#### PROBLEM TO SOLVE:
Please put the entries into a numbered list, starting with the line with "dash-icon — [138, 273, 153, 275]" and going on through the line with "sub-bullet-ongs — [88, 544, 508, 587]", both lines included and blank lines left out.

#### DATA SHOWN:
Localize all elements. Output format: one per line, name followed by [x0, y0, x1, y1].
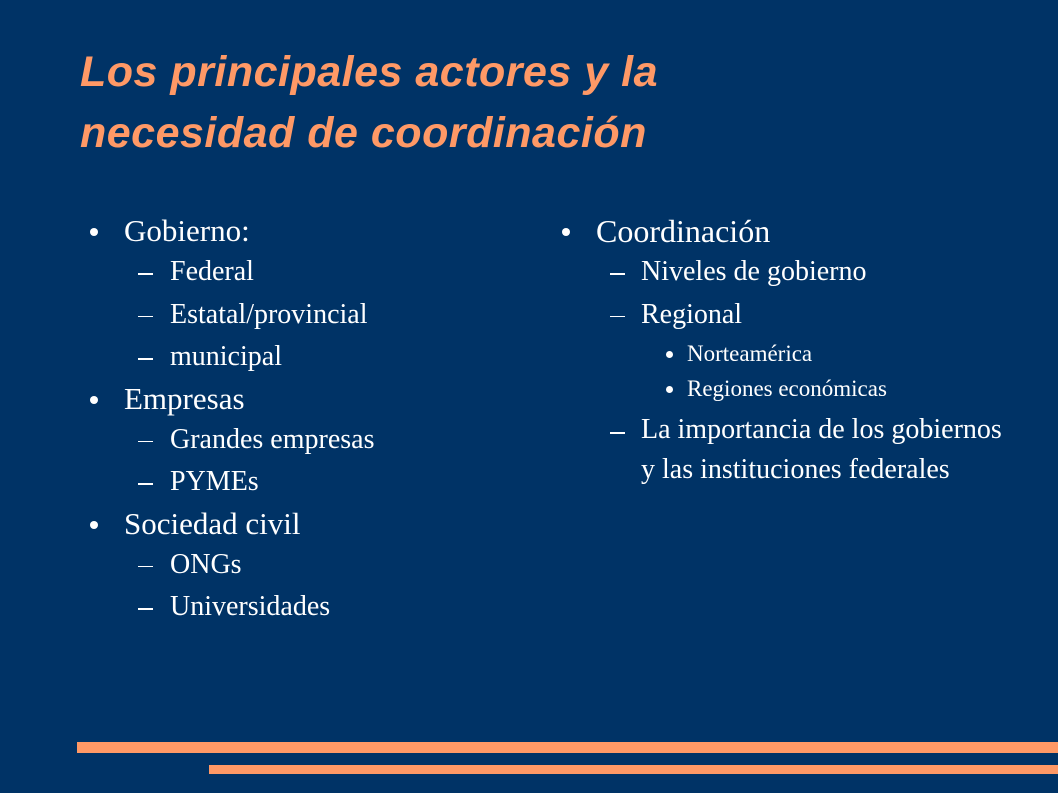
dash-icon — [138, 273, 153, 275]
sub-bullet-universidades — [88, 586, 508, 629]
bullet-sociedad-civil — [88, 504, 508, 544]
sub-bullet-grandes-empresas — [88, 419, 508, 462]
bullet-coordinacion — [560, 211, 1020, 251]
sub-sub-bullet-regiones — [560, 371, 1020, 406]
dash-icon — [610, 316, 625, 318]
dash-icon — [610, 273, 625, 275]
bullet-label: Gobierno: — [124, 213, 250, 248]
bullet-label: Sociedad civil — [124, 505, 301, 541]
sub-bullet-ongs — [88, 544, 508, 587]
bullet-dot-icon — [666, 351, 673, 358]
bullet-dot-icon — [90, 396, 98, 404]
sub-bullet-regional — [560, 294, 1020, 337]
left-column — [88, 211, 508, 629]
sub-bullet-label: municipal — [170, 341, 282, 372]
bullet-label: Coordinación — [596, 213, 771, 249]
dash-icon — [610, 432, 625, 434]
sub-bullet-label: Estatal/provincial — [170, 298, 368, 330]
sub-sub-bullet-norteamerica — [560, 336, 1020, 371]
sub-bullet-municipal — [88, 336, 508, 379]
bullet-dot-icon — [562, 228, 570, 236]
bullet-dot-icon — [90, 228, 98, 236]
sub-bullet-federal — [88, 251, 508, 294]
bullet-empresas — [88, 379, 508, 419]
dash-icon — [138, 358, 153, 360]
sub-bullet-label: ONGs — [170, 548, 242, 580]
sub-bullet-label: Niveles de gobierno — [641, 256, 867, 287]
sub-bullet-niveles — [560, 251, 1020, 294]
dash-icon — [138, 441, 153, 443]
sub-bullet-label: Universidades — [170, 591, 331, 622]
decorative-bar-top — [77, 742, 1058, 753]
dash-icon — [138, 316, 153, 318]
sub-bullet-label: Federal — [170, 256, 254, 287]
sub-sub-bullet-label: Regiones económicas — [687, 376, 887, 401]
right-column — [560, 211, 1020, 490]
sub-bullet-label: La importancia de los gobiernos y las instituciones federales — [641, 414, 1002, 485]
dash-icon — [138, 566, 153, 568]
bullet-dot-icon — [90, 521, 98, 529]
sub-bullet-label: PYMEs — [170, 466, 259, 497]
slide-title — [80, 42, 1020, 164]
sub-bullet-label: Grandes empresas — [170, 423, 375, 455]
sub-bullet-importancia — [560, 410, 1020, 490]
sub-sub-bullet-label: Norteamérica — [687, 341, 813, 366]
sub-bullet-pymes — [88, 461, 508, 504]
bullet-gobierno — [88, 211, 508, 251]
dash-icon — [138, 483, 153, 485]
slide-title-line-1: Los principales actores y la — [80, 48, 659, 96]
dash-icon — [138, 608, 153, 610]
decorative-bar-bottom — [209, 765, 1058, 774]
bullet-label: Empresas — [124, 380, 245, 416]
slide-title-line-2: necesidad de coordinación — [80, 109, 647, 157]
sub-bullet-label: Regional — [641, 298, 743, 330]
bullet-dot-icon — [666, 386, 673, 393]
sub-bullet-estatal — [88, 294, 508, 337]
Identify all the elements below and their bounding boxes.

#### COMPLETE OUTPUT:
1. dash-icon — [138, 273, 153, 275]
2. sub-bullet-universidades — [88, 586, 508, 629]
3. bullet-sociedad-civil — [88, 504, 508, 544]
4. sub-bullet-grandes-empresas — [88, 419, 508, 462]
5. bullet-coordinacion — [560, 211, 1020, 251]
6. sub-sub-bullet-regiones — [560, 371, 1020, 406]
7. dash-icon — [610, 316, 625, 318]
8. dash-icon — [610, 273, 625, 275]
9. bullet-label: Gobierno: — [124, 213, 250, 248]
10. bullet-label: Sociedad civil — [124, 505, 301, 541]
11. sub-bullet-ongs — [88, 544, 508, 587]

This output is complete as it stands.